◆ **Exercise description**: Present every line in which the string "meters" appears.

◆ **Stored records**:

<<<<

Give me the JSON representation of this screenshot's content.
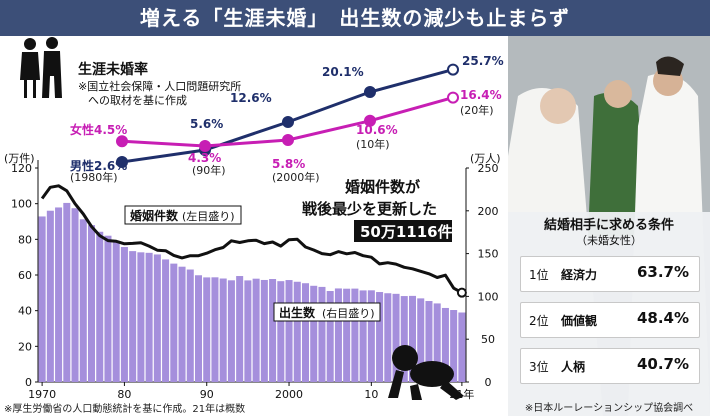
{
  "headline": "増える「生涯未婚」　出生数の減少も止まらず",
  "lifetime_unmarried": {
    "title": "生涯未婚率",
    "note_line1": "※国立社会保障・人口問題研究所",
    "note_line2": "への取材を基に作成",
    "x_labels": [
      "(1980年)",
      "(90年)",
      "(2000年)",
      "(10年)",
      "(20年)"
    ],
    "male_label": "男性",
    "female_label": "女性",
    "male_values": [
      "2.6%",
      "5.6%",
      "12.6%",
      "20.1%",
      "25.7%"
    ],
    "female_values": [
      "4.5%",
      "4.3%",
      "5.8%",
      "10.6%",
      "16.4%"
    ],
    "male_color": "#1f2f6b",
    "female_color": "#c71eb4"
  },
  "chart_data": [
    {
      "type": "line",
      "title": "生涯未婚率",
      "x": [
        "1980",
        "1990",
        "2000",
        "2010",
        "2020"
      ],
      "series": [
        {
          "name": "男性",
          "values": [
            2.6,
            5.6,
            12.6,
            20.1,
            25.7
          ]
        },
        {
          "name": "女性",
          "values": [
            4.5,
            4.3,
            5.8,
            10.6,
            16.4
          ]
        }
      ],
      "ylabel": "%"
    },
    {
      "type": "bar",
      "series_name": "出生数",
      "axis_note": "(右目盛り)",
      "units": "万人",
      "x_start": 1970,
      "x_end": 2021,
      "values": [
        193.4,
        200.1,
        203.9,
        209.2,
        203.0,
        190.1,
        183.3,
        175.5,
        170.9,
        164.3,
        157.7,
        152.9,
        151.5,
        150.9,
        149.0,
        143.2,
        138.3,
        134.7,
        131.4,
        124.7,
        122.2,
        122.3,
        120.9,
        118.8,
        123.8,
        118.7,
        120.7,
        119.2,
        120.3,
        117.8,
        119.1,
        117.1,
        115.4,
        112.4,
        111.1,
        106.3,
        109.3,
        109.0,
        109.1,
        107.0,
        107.1,
        105.1,
        103.7,
        103.0,
        100.4,
        100.6,
        97.7,
        94.6,
        91.8,
        86.5,
        84.1,
        81.2
      ],
      "ylim": [
        0,
        250
      ],
      "yticks": [
        "0",
        "50",
        "100",
        "150",
        "200",
        "250"
      ],
      "y_unit_label": "(万人)",
      "color": "#a58fdc"
    },
    {
      "type": "line",
      "series_name": "婚姻件数",
      "axis_note": "(左目盛り)",
      "units": "万件",
      "x_start": 1970,
      "x_end": 2021,
      "values": [
        102.9,
        109.2,
        110.0,
        107.2,
        100.0,
        94.2,
        87.2,
        82.1,
        79.3,
        78.9,
        77.5,
        77.7,
        78.1,
        76.2,
        73.9,
        73.6,
        71.0,
        69.6,
        70.8,
        70.8,
        72.2,
        74.2,
        75.4,
        79.2,
        78.2,
        79.2,
        79.5,
        77.6,
        78.5,
        76.2,
        79.8,
        80.0,
        75.7,
        74.0,
        72.0,
        71.4,
        73.1,
        71.9,
        72.6,
        70.8,
        70.0,
        66.2,
        66.9,
        66.1,
        64.3,
        63.5,
        62.1,
        60.7,
        58.6,
        59.9,
        52.6,
        50.1
      ],
      "ylim": [
        0,
        120
      ],
      "yticks": [
        "0",
        "20",
        "40",
        "60",
        "80",
        "100",
        "120"
      ],
      "y_unit_label": "(万件)",
      "x_tick_labels": [
        "1970",
        "80",
        "90",
        "2000",
        "10",
        "21年"
      ],
      "color": "#111111"
    }
  ],
  "annotation": {
    "line1": "婚姻件数が",
    "line2": "戦後最少を更新した",
    "value": "50万1116件"
  },
  "marriage_label": {
    "name": "婚姻件数",
    "note": "(左目盛り)"
  },
  "birth_label": {
    "name": "出生数",
    "note": "(右目盛り)"
  },
  "source_left": "※厚生労働省の人口動態統計を基に作成。21年は概数",
  "conditions": {
    "title": "結婚相手に求める条件",
    "subtitle": "（未婚女性）",
    "items": [
      {
        "rank": "1位",
        "label": "経済力",
        "value": "63.7%"
      },
      {
        "rank": "2位",
        "label": "価値観",
        "value": "48.4%"
      },
      {
        "rank": "3位",
        "label": "人柄",
        "value": "40.7%"
      }
    ],
    "source": "※日本ルーレーションシップ協会調べ"
  }
}
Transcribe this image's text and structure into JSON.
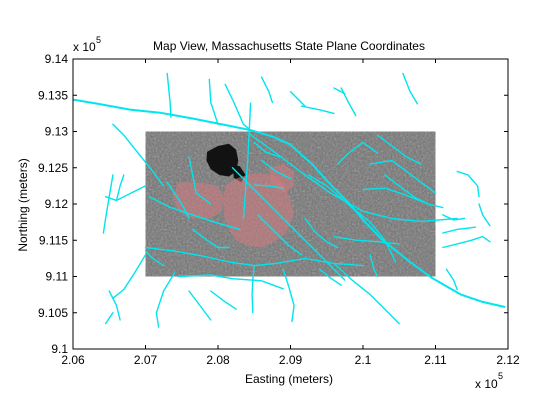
{
  "figure": {
    "title": "Map View, Massachusetts State Plane Coordinates",
    "xlabel": "Easting (meters)",
    "ylabel": "Northing (meters)",
    "x_exponent_base": "x 10",
    "x_exponent_power": "5",
    "y_exponent_base": "x 10",
    "y_exponent_power": "5"
  },
  "axes": {
    "xlim": [
      2.06,
      2.12
    ],
    "ylim": [
      9.1,
      9.14
    ],
    "x_ticks": [
      2.06,
      2.07,
      2.08,
      2.09,
      2.1,
      2.11,
      2.12
    ],
    "y_ticks": [
      9.1,
      9.105,
      9.11,
      9.115,
      9.12,
      9.125,
      9.13,
      9.135,
      9.14
    ],
    "x_tick_labels": [
      "2.06",
      "2.07",
      "2.08",
      "2.09",
      "2.1",
      "2.11",
      "2.12"
    ],
    "y_tick_labels": [
      "9.1",
      "9.105",
      "9.11",
      "9.115",
      "9.12",
      "9.125",
      "9.13",
      "9.135",
      "9.14"
    ]
  },
  "map_layers": {
    "ortho_image_extent": {
      "x": [
        2.07,
        2.11
      ],
      "y": [
        9.11,
        9.13
      ]
    },
    "road_color": "#00e5ee",
    "image_base_color": "#6f6f6f",
    "water_color": "#121212",
    "highlight_color": "#d47a80",
    "roads": [
      [
        [
          2.06,
          9.1344
        ],
        [
          2.0635,
          9.1338
        ],
        [
          2.068,
          9.133
        ],
        [
          2.072,
          9.1326
        ],
        [
          2.0765,
          9.1318
        ],
        [
          2.081,
          9.1309
        ],
        [
          2.0845,
          9.1302
        ],
        [
          2.0875,
          9.1293
        ],
        [
          2.09,
          9.1282
        ],
        [
          2.0915,
          9.1268
        ],
        [
          2.093,
          9.1255
        ],
        [
          2.0945,
          9.1238
        ],
        [
          2.0962,
          9.122
        ],
        [
          2.098,
          9.1202
        ],
        [
          2.1003,
          9.1175
        ],
        [
          2.1025,
          9.1152
        ],
        [
          2.1065,
          9.112
        ],
        [
          2.1095,
          9.1098
        ],
        [
          2.1135,
          9.1075
        ],
        [
          2.1165,
          9.1065
        ],
        [
          2.1195,
          9.1058
        ]
      ],
      [
        [
          2.0655,
          9.131
        ],
        [
          2.067,
          9.1295
        ],
        [
          2.069,
          9.127
        ],
        [
          2.071,
          9.1245
        ],
        [
          2.0725,
          9.1225
        ]
      ],
      [
        [
          2.0845,
          9.1339
        ],
        [
          2.0843,
          9.13
        ],
        [
          2.0841,
          9.126
        ],
        [
          2.0838,
          9.122
        ],
        [
          2.0835,
          9.118
        ]
      ],
      [
        [
          2.081,
          9.1365
        ],
        [
          2.0822,
          9.134
        ],
        [
          2.0835,
          9.131
        ],
        [
          2.0845,
          9.1302
        ]
      ],
      [
        [
          2.0788,
          9.1372
        ],
        [
          2.079,
          9.134
        ],
        [
          2.08,
          9.131
        ]
      ],
      [
        [
          2.0843,
          9.1297
        ],
        [
          2.088,
          9.127
        ],
        [
          2.092,
          9.124
        ],
        [
          2.0955,
          9.1215
        ],
        [
          2.1,
          9.119
        ],
        [
          2.104,
          9.118
        ],
        [
          2.108,
          9.1176
        ],
        [
          2.113,
          9.118
        ]
      ],
      [
        [
          2.082,
          9.125
        ],
        [
          2.086,
          9.121
        ],
        [
          2.089,
          9.118
        ],
        [
          2.092,
          9.115
        ],
        [
          2.095,
          9.112
        ],
        [
          2.0975,
          9.1095
        ]
      ],
      [
        [
          2.0925,
          9.124
        ],
        [
          2.095,
          9.1225
        ],
        [
          2.0985,
          9.1195
        ],
        [
          2.101,
          9.1175
        ],
        [
          2.103,
          9.115
        ],
        [
          2.1045,
          9.112
        ]
      ],
      [
        [
          2.0705,
          9.121
        ],
        [
          2.0735,
          9.1195
        ],
        [
          2.0765,
          9.1185
        ],
        [
          2.0795,
          9.1175
        ],
        [
          2.083,
          9.1165
        ]
      ],
      [
        [
          2.07,
          9.114
        ],
        [
          2.074,
          9.1135
        ],
        [
          2.078,
          9.1128
        ],
        [
          2.0815,
          9.112
        ],
        [
          2.085,
          9.1115
        ],
        [
          2.088,
          9.1118
        ],
        [
          2.092,
          9.1125
        ],
        [
          2.096,
          9.1118
        ],
        [
          2.1,
          9.1115
        ]
      ],
      [
        [
          2.0745,
          9.11
        ],
        [
          2.079,
          9.1102
        ],
        [
          2.082,
          9.1097
        ],
        [
          2.086,
          9.1094
        ],
        [
          2.089,
          9.1083
        ]
      ],
      [
        [
          2.085,
          9.1115
        ],
        [
          2.0848,
          9.1095
        ],
        [
          2.0847,
          9.1075
        ],
        [
          2.0848,
          9.105
        ]
      ],
      [
        [
          2.089,
          9.111
        ],
        [
          2.0898,
          9.1085
        ],
        [
          2.0905,
          9.106
        ],
        [
          2.0902,
          9.1038
        ]
      ],
      [
        [
          2.096,
          9.1118
        ],
        [
          2.0985,
          9.1095
        ],
        [
          2.101,
          9.1075
        ],
        [
          2.1035,
          9.105
        ],
        [
          2.105,
          9.1035
        ]
      ],
      [
        [
          2.074,
          9.1105
        ],
        [
          2.0725,
          9.108
        ],
        [
          2.0715,
          9.105
        ],
        [
          2.0718,
          9.103
        ]
      ],
      [
        [
          2.07,
          9.113
        ],
        [
          2.0685,
          9.1105
        ],
        [
          2.067,
          9.1082
        ],
        [
          2.0655,
          9.107
        ]
      ],
      [
        [
          2.065,
          9.108
        ],
        [
          2.066,
          9.106
        ],
        [
          2.0665,
          9.104
        ]
      ],
      [
        [
          2.0655,
          9.105
        ],
        [
          2.0645,
          9.1035
        ]
      ],
      [
        [
          2.076,
          9.108
        ],
        [
          2.0775,
          9.106
        ],
        [
          2.079,
          9.104
        ]
      ],
      [
        [
          2.079,
          9.108
        ],
        [
          2.081,
          9.1065
        ],
        [
          2.0825,
          9.1055
        ]
      ],
      [
        [
          2.07,
          9.1225
        ],
        [
          2.068,
          9.1215
        ],
        [
          2.066,
          9.1205
        ],
        [
          2.0645,
          9.121
        ]
      ],
      [
        [
          2.067,
          9.124
        ],
        [
          2.0665,
          9.1225
        ],
        [
          2.066,
          9.1205
        ]
      ],
      [
        [
          2.0655,
          9.124
        ],
        [
          2.065,
          9.121
        ],
        [
          2.0645,
          9.118
        ],
        [
          2.0642,
          9.116
        ]
      ],
      [
        [
          2.073,
          9.123
        ],
        [
          2.075,
          9.12
        ],
        [
          2.076,
          9.118
        ]
      ],
      [
        [
          2.076,
          9.1265
        ],
        [
          2.0765,
          9.124
        ],
        [
          2.077,
          9.1215
        ],
        [
          2.079,
          9.12
        ]
      ],
      [
        [
          2.073,
          9.138
        ],
        [
          2.0734,
          9.134
        ],
        [
          2.0735,
          9.132
        ]
      ],
      [
        [
          2.086,
          9.1375
        ],
        [
          2.087,
          9.1355
        ],
        [
          2.0875,
          9.134
        ]
      ],
      [
        [
          2.09,
          9.1355
        ],
        [
          2.091,
          9.1345
        ],
        [
          2.092,
          9.1335
        ]
      ],
      [
        [
          2.0915,
          9.1335
        ],
        [
          2.094,
          9.133
        ],
        [
          2.096,
          9.1325
        ]
      ],
      [
        [
          2.1055,
          9.138
        ],
        [
          2.1065,
          9.1355
        ],
        [
          2.1075,
          9.1338
        ]
      ],
      [
        [
          2.096,
          9.136
        ],
        [
          2.0975,
          9.1352
        ]
      ],
      [
        [
          2.101,
          9.1255
        ],
        [
          2.104,
          9.126
        ],
        [
          2.106,
          9.1245
        ],
        [
          2.108,
          9.123
        ],
        [
          2.11,
          9.1215
        ]
      ],
      [
        [
          2.103,
          9.124
        ],
        [
          2.105,
          9.1225
        ],
        [
          2.107,
          9.121
        ],
        [
          2.109,
          9.12
        ]
      ],
      [
        [
          2.0965,
          9.1255
        ],
        [
          2.098,
          9.127
        ],
        [
          2.1,
          9.1285
        ],
        [
          2.102,
          9.127
        ]
      ],
      [
        [
          2.1,
          9.122
        ],
        [
          2.103,
          9.1222
        ],
        [
          2.106,
          9.1212
        ],
        [
          2.109,
          9.12
        ],
        [
          2.111,
          9.1195
        ]
      ],
      [
        [
          2.102,
          9.1295
        ],
        [
          2.104,
          9.128
        ],
        [
          2.106,
          9.1265
        ],
        [
          2.108,
          9.1255
        ]
      ],
      [
        [
          2.113,
          9.1245
        ],
        [
          2.1145,
          9.124
        ],
        [
          2.1158,
          9.1225
        ],
        [
          2.116,
          9.121
        ]
      ],
      [
        [
          2.111,
          9.1185
        ],
        [
          2.1125,
          9.1178
        ],
        [
          2.114,
          9.118
        ]
      ],
      [
        [
          2.111,
          9.114
        ],
        [
          2.113,
          9.1145
        ],
        [
          2.115,
          9.115
        ],
        [
          2.1165,
          9.1155
        ],
        [
          2.1175,
          9.1148
        ]
      ],
      [
        [
          2.111,
          9.116
        ],
        [
          2.113,
          9.1165
        ],
        [
          2.1155,
          9.1168
        ]
      ],
      [
        [
          2.1115,
          9.111
        ],
        [
          2.1125,
          9.1095
        ],
        [
          2.113,
          9.1082
        ]
      ],
      [
        [
          2.116,
          9.12
        ],
        [
          2.1165,
          9.1185
        ],
        [
          2.1175,
          9.117
        ]
      ],
      [
        [
          2.07,
          9.1135
        ],
        [
          2.071,
          9.1125
        ],
        [
          2.0725,
          9.1115
        ]
      ],
      [
        [
          2.0765,
          9.1165
        ],
        [
          2.0785,
          9.115
        ],
        [
          2.08,
          9.114
        ],
        [
          2.0815,
          9.114
        ]
      ],
      [
        [
          2.0855,
          9.1185
        ],
        [
          2.0875,
          9.1165
        ],
        [
          2.0895,
          9.1145
        ],
        [
          2.0915,
          9.113
        ]
      ],
      [
        [
          2.092,
          9.118
        ],
        [
          2.0935,
          9.116
        ],
        [
          2.095,
          9.1148
        ],
        [
          2.0965,
          9.114
        ]
      ],
      [
        [
          2.086,
          9.126
        ],
        [
          2.088,
          9.1245
        ],
        [
          2.09,
          9.1235
        ]
      ],
      [
        [
          2.085,
          9.1285
        ],
        [
          2.0865,
          9.1272
        ],
        [
          2.0885,
          9.1265
        ]
      ],
      [
        [
          2.085,
          9.1226
        ],
        [
          2.087,
          9.1225
        ],
        [
          2.089,
          9.1222
        ]
      ],
      [
        [
          2.096,
          9.1155
        ],
        [
          2.099,
          9.115
        ],
        [
          2.102,
          9.1148
        ],
        [
          2.105,
          9.1145
        ]
      ],
      [
        [
          2.101,
          9.113
        ],
        [
          2.1015,
          9.111
        ],
        [
          2.102,
          9.11
        ]
      ],
      [
        [
          2.094,
          9.111
        ],
        [
          2.0955,
          9.1098
        ],
        [
          2.097,
          9.1088
        ]
      ],
      [
        [
          2.097,
          9.136
        ],
        [
          2.098,
          9.134
        ],
        [
          2.099,
          9.1322
        ]
      ]
    ],
    "water": [
      [
        [
          2.0785,
          9.1272
        ],
        [
          2.08,
          9.128
        ],
        [
          2.0815,
          9.1283
        ],
        [
          2.0825,
          9.1275
        ],
        [
          2.0828,
          9.126
        ],
        [
          2.0825,
          9.1245
        ],
        [
          2.0815,
          9.1238
        ],
        [
          2.0802,
          9.124
        ],
        [
          2.079,
          9.1248
        ],
        [
          2.0784,
          9.126
        ]
      ],
      [
        [
          2.082,
          9.1255
        ],
        [
          2.083,
          9.1252
        ],
        [
          2.0838,
          9.124
        ],
        [
          2.0832,
          9.123
        ],
        [
          2.0822,
          9.1236
        ]
      ]
    ],
    "highlight": [
      [
        [
          2.081,
          9.1225
        ],
        [
          2.0825,
          9.1235
        ],
        [
          2.0845,
          9.1242
        ],
        [
          2.0868,
          9.1242
        ],
        [
          2.0885,
          9.1235
        ],
        [
          2.0893,
          9.1222
        ],
        [
          2.09,
          9.1205
        ],
        [
          2.0905,
          9.1188
        ],
        [
          2.09,
          9.1172
        ],
        [
          2.0892,
          9.1158
        ],
        [
          2.0878,
          9.1148
        ],
        [
          2.086,
          9.114
        ],
        [
          2.0842,
          9.1142
        ],
        [
          2.0825,
          9.115
        ],
        [
          2.0815,
          9.1165
        ],
        [
          2.0808,
          9.1185
        ],
        [
          2.0807,
          9.1205
        ]
      ],
      [
        [
          2.0745,
          9.123
        ],
        [
          2.0775,
          9.123
        ],
        [
          2.08,
          9.1225
        ],
        [
          2.0808,
          9.121
        ],
        [
          2.0805,
          9.119
        ],
        [
          2.079,
          9.118
        ],
        [
          2.0765,
          9.118
        ],
        [
          2.0745,
          9.119
        ],
        [
          2.0738,
          9.121
        ]
      ],
      [
        [
          2.087,
          9.125
        ],
        [
          2.089,
          9.1255
        ],
        [
          2.0905,
          9.1245
        ],
        [
          2.0905,
          9.1225
        ],
        [
          2.0892,
          9.1215
        ],
        [
          2.0875,
          9.1225
        ]
      ]
    ]
  }
}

>>>>

◆ **Output below**:
    "xlabel": "Easting (meters)",
    "ylabel": "Northing (meters)",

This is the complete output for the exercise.